Task ->
Identify and pull out each line of the entries in which "изменениями" occurs.

Listing ->
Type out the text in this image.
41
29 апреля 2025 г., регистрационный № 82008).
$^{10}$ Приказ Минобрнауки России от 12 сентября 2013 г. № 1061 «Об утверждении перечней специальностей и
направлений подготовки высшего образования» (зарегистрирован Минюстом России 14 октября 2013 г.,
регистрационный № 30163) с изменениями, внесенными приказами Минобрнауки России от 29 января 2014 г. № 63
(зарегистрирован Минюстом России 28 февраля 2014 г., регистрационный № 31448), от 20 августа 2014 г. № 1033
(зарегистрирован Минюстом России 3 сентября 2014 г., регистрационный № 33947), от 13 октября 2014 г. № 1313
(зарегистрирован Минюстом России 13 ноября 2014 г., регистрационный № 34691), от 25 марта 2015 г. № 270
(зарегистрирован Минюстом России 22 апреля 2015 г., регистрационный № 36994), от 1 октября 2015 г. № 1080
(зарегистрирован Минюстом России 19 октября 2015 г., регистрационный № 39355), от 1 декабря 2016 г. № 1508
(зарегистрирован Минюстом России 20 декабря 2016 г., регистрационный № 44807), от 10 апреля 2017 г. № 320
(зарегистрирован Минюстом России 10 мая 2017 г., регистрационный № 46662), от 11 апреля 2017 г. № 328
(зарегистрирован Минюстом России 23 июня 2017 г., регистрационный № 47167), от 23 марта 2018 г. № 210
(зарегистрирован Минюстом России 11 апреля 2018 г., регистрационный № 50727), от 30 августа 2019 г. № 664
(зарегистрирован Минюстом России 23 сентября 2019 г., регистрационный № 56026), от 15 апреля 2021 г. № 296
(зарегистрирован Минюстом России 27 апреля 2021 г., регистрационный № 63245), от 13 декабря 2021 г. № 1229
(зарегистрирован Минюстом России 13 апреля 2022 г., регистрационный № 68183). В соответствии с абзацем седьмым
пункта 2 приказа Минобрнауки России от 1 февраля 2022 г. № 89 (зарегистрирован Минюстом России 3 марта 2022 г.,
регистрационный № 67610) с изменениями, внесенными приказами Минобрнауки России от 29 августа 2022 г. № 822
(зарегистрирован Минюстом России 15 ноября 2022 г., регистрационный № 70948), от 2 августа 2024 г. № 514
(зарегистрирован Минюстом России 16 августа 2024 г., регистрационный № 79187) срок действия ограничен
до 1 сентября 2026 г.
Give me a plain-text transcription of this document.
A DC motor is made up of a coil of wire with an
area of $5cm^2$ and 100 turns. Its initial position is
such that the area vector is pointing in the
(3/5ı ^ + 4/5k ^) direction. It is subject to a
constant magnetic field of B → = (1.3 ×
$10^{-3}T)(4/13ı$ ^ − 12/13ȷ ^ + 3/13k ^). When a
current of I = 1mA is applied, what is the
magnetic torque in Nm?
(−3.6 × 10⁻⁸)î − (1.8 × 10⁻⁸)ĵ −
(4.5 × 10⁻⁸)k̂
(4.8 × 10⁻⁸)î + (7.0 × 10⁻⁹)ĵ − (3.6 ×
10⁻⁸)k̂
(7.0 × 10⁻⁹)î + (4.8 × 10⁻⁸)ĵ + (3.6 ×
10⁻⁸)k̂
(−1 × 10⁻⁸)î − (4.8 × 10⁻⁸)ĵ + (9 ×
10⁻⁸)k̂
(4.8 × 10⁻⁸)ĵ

Problem solution ->
регистрационный № 30163) с изменениями, внесенными приказами Минобрнауки России от 29 января 2014 г. № 63
регистрационный № 67610) с изменениями, внесенными приказами Минобрнауки России от 29 августа 2022 г. № 822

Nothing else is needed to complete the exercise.